■ Instructions to follow ■
Every record that follows should be printed verbatim.

■ Dataset items ■
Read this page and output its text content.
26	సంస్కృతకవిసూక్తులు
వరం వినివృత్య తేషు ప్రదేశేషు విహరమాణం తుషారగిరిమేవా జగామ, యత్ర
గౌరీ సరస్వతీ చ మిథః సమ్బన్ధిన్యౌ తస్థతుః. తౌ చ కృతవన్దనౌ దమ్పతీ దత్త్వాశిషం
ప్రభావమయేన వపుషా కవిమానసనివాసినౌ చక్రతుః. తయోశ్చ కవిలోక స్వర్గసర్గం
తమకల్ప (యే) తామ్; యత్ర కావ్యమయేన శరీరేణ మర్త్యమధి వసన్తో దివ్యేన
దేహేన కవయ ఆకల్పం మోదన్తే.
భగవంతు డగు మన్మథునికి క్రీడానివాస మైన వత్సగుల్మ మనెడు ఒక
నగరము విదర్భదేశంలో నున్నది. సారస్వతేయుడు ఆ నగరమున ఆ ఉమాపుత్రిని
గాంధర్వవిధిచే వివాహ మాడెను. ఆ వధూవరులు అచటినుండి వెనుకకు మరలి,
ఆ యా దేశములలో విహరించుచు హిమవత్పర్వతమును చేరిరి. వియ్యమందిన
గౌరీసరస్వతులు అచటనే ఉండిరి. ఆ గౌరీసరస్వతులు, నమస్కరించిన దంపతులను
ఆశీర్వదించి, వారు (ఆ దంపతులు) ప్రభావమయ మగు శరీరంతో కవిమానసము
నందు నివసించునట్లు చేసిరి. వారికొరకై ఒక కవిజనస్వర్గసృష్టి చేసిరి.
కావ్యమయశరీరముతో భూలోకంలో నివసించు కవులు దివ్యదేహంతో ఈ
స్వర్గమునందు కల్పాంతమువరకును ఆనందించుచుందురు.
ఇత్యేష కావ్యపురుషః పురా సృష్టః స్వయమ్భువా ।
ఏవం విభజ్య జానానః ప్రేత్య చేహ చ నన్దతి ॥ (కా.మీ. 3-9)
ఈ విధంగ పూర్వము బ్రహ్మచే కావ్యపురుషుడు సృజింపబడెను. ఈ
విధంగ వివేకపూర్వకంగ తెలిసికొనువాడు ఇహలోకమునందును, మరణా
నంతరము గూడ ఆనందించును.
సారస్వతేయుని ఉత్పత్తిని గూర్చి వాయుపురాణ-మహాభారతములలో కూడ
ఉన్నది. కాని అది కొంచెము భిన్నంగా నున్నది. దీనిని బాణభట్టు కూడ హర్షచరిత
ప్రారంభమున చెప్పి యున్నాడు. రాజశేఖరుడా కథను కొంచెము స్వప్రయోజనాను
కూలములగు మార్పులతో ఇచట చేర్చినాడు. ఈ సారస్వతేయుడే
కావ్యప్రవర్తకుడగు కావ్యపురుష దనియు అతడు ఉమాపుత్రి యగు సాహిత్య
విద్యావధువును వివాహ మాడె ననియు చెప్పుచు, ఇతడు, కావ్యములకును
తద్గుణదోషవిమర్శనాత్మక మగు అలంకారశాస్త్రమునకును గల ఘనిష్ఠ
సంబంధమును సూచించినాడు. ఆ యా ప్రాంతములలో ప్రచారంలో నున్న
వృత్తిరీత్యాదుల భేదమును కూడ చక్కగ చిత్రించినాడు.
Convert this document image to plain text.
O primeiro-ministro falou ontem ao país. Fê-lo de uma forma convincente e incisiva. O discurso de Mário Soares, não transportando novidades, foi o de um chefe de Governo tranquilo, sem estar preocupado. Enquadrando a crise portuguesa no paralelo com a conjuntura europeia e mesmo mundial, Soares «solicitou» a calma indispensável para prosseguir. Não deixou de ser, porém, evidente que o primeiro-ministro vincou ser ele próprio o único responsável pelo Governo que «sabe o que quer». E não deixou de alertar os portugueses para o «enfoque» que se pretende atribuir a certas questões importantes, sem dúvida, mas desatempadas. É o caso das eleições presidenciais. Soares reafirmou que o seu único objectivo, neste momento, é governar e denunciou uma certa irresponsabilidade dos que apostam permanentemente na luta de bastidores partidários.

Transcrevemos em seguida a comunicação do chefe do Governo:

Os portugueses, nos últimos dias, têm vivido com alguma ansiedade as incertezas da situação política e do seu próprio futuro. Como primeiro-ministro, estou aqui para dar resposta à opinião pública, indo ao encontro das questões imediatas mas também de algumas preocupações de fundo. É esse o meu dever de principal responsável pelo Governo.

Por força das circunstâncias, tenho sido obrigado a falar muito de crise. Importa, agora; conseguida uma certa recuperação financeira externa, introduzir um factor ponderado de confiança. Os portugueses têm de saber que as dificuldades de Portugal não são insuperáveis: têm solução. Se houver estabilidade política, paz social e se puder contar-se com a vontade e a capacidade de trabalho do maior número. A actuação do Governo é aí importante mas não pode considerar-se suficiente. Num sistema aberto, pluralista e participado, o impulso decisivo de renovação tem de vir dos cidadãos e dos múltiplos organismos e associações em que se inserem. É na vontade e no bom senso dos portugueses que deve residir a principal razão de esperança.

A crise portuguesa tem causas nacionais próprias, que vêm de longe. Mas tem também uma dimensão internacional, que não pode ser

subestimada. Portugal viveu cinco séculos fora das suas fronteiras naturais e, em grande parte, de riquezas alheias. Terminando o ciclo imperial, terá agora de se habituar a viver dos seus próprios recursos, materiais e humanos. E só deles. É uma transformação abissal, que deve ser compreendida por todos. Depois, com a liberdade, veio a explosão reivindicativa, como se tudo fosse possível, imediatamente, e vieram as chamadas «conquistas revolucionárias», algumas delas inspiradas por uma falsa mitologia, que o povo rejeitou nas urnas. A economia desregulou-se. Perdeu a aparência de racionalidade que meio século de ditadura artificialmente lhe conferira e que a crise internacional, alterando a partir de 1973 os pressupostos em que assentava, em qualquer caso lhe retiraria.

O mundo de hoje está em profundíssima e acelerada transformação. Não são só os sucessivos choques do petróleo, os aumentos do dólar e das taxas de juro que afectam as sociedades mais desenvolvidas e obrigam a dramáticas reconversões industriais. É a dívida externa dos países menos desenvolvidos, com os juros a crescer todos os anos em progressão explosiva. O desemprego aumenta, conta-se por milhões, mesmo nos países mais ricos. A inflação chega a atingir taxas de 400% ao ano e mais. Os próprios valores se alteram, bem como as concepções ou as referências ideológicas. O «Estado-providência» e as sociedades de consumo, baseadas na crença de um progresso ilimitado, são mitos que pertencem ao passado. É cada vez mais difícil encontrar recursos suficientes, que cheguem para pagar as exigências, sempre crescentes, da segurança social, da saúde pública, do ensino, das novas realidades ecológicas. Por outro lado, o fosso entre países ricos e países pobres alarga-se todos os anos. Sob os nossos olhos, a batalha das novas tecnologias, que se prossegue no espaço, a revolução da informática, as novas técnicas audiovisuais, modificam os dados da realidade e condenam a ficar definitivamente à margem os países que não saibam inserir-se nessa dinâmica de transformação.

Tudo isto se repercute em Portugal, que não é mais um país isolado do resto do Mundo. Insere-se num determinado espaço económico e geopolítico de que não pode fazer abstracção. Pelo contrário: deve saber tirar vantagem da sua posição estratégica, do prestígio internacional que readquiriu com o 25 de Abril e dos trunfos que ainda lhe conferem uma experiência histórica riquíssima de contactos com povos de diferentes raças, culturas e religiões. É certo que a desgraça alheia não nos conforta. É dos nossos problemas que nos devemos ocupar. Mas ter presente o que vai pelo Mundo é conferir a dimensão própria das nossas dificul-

■ Exercise answer ■
Read this page and output its text content.
26	సంస్కృతకవిసూక్తులు
వరం వినివృత్య తేషు ప్రదేశేషు విహరమాణం తుషారగిరిమేవా జగామ, యత్ర
గౌరీ సరస్వతీ చ మిథః సమ్బన్ధిన్యౌ తస్థతుః. తౌ చ కృతవన్దనౌ దమ్పతీ దత్త్వాశిషం
ప్రభావమయేన వపుషా కవిమానసనివాసినౌ చక్రతుః. తయోశ్చ కవిలోక స్వర్గసర్గం
తమకల్ప (యే) తామ్; యత్ర కావ్యమయేన శరీరేణ మర్త్యమధి వసన్తో దివ్యేన
దేహేన కవయ ఆకల్పం మోదన్తే.
భగవంతు డగు మన్మథునికి క్రీడానివాస మైన వత్సగుల్మ మనెడు ఒక
నగరము విదర్భదేశంలో నున్నది. సారస్వతేయుడు ఆ నగరమున ఆ ఉమాపుత్రిని
గాంధర్వవిధిచే వివాహ మాడెను. ఆ వధూవరులు అచటినుండి వెనుకకు మరలి,
ఆ యా దేశములలో విహరించుచు హిమవత్పర్వతమును చేరిరి. వియ్యమందిన
గౌరీసరస్వతులు అచటనే ఉండిరి. ఆ గౌరీసరస్వతులు, నమస్కరించిన దంపతులను
ఆశీర్వదించి, వారు (ఆ దంపతులు) ప్రభావమయ మగు శరీరంతో కవిమానసము
నందు నివసించునట్లు చేసిరి. వారికొరకై ఒక కవిజనస్వర్గసృష్టి చేసిరి.
కావ్యమయశరీరముతో భూలోకంలో నివసించు కవులు దివ్యదేహంతో ఈ
స్వర్గమునందు కల్పాంతమువరకును ఆనందించుచుందురు.
ఇత్యేష కావ్యపురుషః పురా సృష్టః స్వయమ్భువా ।
ఏవం విభజ్య జానానః ప్రేత్య చేహ చ నన్దతి ॥ (కా.మీ. 3-9)
ఈ విధంగ పూర్వము బ్రహ్మచే కావ్యపురుషుడు సృజింపబడెను. ఈ
విధంగ వివేకపూర్వకంగ తెలిసికొనువాడు ఇహలోకమునందును, మరణా
నంతరము గూడ ఆనందించును.
సారస్వతేయుని ఉత్పత్తిని గూర్చి వాయుపురాణ-మహాభారతములలో కూడ
ఉన్నది. కాని అది కొంచెము భిన్నంగా నున్నది. దీనిని బాణభట్టు కూడ హర్షచరిత
ప్రారంభమున చెప్పి యున్నాడు. రాజశేఖరుడా కథను కొంచెము స్వప్రయోజనాను
కూలములగు మార్పులతో ఇచట చేర్చినాడు. ఈ సారస్వతేయుడే
కావ్యప్రవర్తకుడగు కావ్యపురుష దనియు అతడు ఉమాపుత్రి యగు సాహిత్య
విద్యావధువును వివాహ మాడె ననియు చెప్పుచు, ఇతడు, కావ్యములకును
తద్గుణదోషవిమర్శనాత్మక మగు అలంకారశాస్త్రమునకును గల ఘనిష్ఠ
సంబంధమును సూచించినాడు. ఆ యా ప్రాంతములలో ప్రచారంలో నున్న
వృత్తిరీత్యాదుల భేదమును కూడ చక్కగ చిత్రించినాడు.
Convert this document image to plain text.
O primeiro-ministro falou ontem ao país. Fê-lo de uma forma convincente e incisiva. O discurso de Mário Soares, não transportando novidades, foi o de um chefe de Governo tranquilo, sem estar preocupado. Enquadrando a crise portuguesa no paralelo com a conjuntura europeia e mesmo mundial, Soares «solicitou» a calma indispensável para prosseguir. Não deixou de ser, porém, evidente que o primeiro-ministro vincou ser ele próprio o único responsável pelo Governo que «sabe o que quer». E não deixou de alertar os portugueses para o «enfoque» que se pretende atribuir a certas questões importantes, sem dúvida, mas desatempadas. É o caso das eleições presidenciais. Soares reafirmou que o seu único objectivo, neste momento, é governar e denunciou uma certa irresponsabilidade dos que apostam permanentemente na luta de bastidores partidários.

Transcrevemos em seguida a comunicação do chefe do Governo:

Os portugueses, nos últimos dias, têm vivido com alguma ansiedade as incertezas da situação política e do seu próprio futuro. Como primeiro-ministro, estou aqui para dar resposta à opinião pública, indo ao encontro das questões imediatas mas também de algumas preocupações de fundo. É esse o meu dever de principal responsável pelo Governo.

Por força das circunstâncias, tenho sido obrigado a falar muito de crise. Importa, agora; conseguida uma certa recuperação financeira externa, introduzir um factor ponderado de confiança. Os portugueses têm de saber que as dificuldades de Portugal não são insuperáveis: têm solução. Se houver estabilidade política, paz social e se puder contar-se com a vontade e a capacidade de trabalho do maior número. A actuação do Governo é aí importante mas não pode considerar-se suficiente. Num sistema aberto, pluralista e participado, o impulso decisivo de renovação tem de vir dos cidadãos e dos múltiplos organismos e associações em que se inserem. É na vontade e no bom senso dos portugueses que deve residir a principal razão de esperança.

A crise portuguesa tem causas nacionais próprias, que vêm de longe. Mas tem também uma dimensão internacional, que não pode ser

subestimada. Portugal viveu cinco séculos fora das suas fronteiras naturais e, em grande parte, de riquezas alheias. Terminando o ciclo imperial, terá agora de se habituar a viver dos seus próprios recursos, materiais e humanos. E só deles. É uma transformação abissal, que deve ser compreendida por todos. Depois, com a liberdade, veio a explosão reivindicativa, como se tudo fosse possível, imediatamente, e vieram as chamadas «conquistas revolucionárias», algumas delas inspiradas por uma falsa mitologia, que o povo rejeitou nas urnas. A economia desregulou-se. Perdeu a aparência de racionalidade que meio século de ditadura artificialmente lhe conferira e que a crise internacional, alterando a partir de 1973 os pressupostos em que assentava, em qualquer caso lhe retiraria.

O mundo de hoje está em profundíssima e acelerada transformação. Não são só os sucessivos choques do petróleo, os aumentos do dólar e das taxas de juro que afectam as sociedades mais desenvolvidas e obrigam a dramáticas reconversões industriais. É a dívida externa dos países menos desenvolvidos, com os juros a crescer todos os anos em progressão explosiva. O desemprego aumenta, conta-se por milhões, mesmo nos países mais ricos. A inflação chega a atingir taxas de 400% ao ano e mais. Os próprios valores se alteram, bem como as concepções ou as referências ideológicas. O «Estado-providência» e as sociedades de consumo, baseadas na crença de um progresso ilimitado, são mitos que pertencem ao passado. É cada vez mais difícil encontrar recursos suficientes, que cheguem para pagar as exigências, sempre crescentes, da segurança social, da saúde pública, do ensino, das novas realidades ecológicas. Por outro lado, o fosso entre países ricos e países pobres alarga-se todos os anos. Sob os nossos olhos, a batalha das novas tecnologias, que se prossegue no espaço, a revolução da informática, as novas técnicas audiovisuais, modificam os dados da realidade e condenam a ficar definitivamente à margem os países que não saibam inserir-se nessa dinâmica de transformação.

Tudo isto se repercute em Portugal, que não é mais um país isolado do resto do Mundo. Insere-se num determinado espaço económico e geopolítico de que não pode fazer abstracção. Pelo contrário: deve saber tirar vantagem da sua posição estratégica, do prestígio internacional que readquiriu com o 25 de Abril e dos trunfos que ainda lhe conferem uma experiência histórica riquíssima de contactos com povos de diferentes raças, culturas e religiões. É certo que a desgraça alheia não nos conforta. É dos nossos problemas que nos devemos ocupar. Mas ter presente o que vai pelo Mundo é conferir a dimensão própria das nossas dificul-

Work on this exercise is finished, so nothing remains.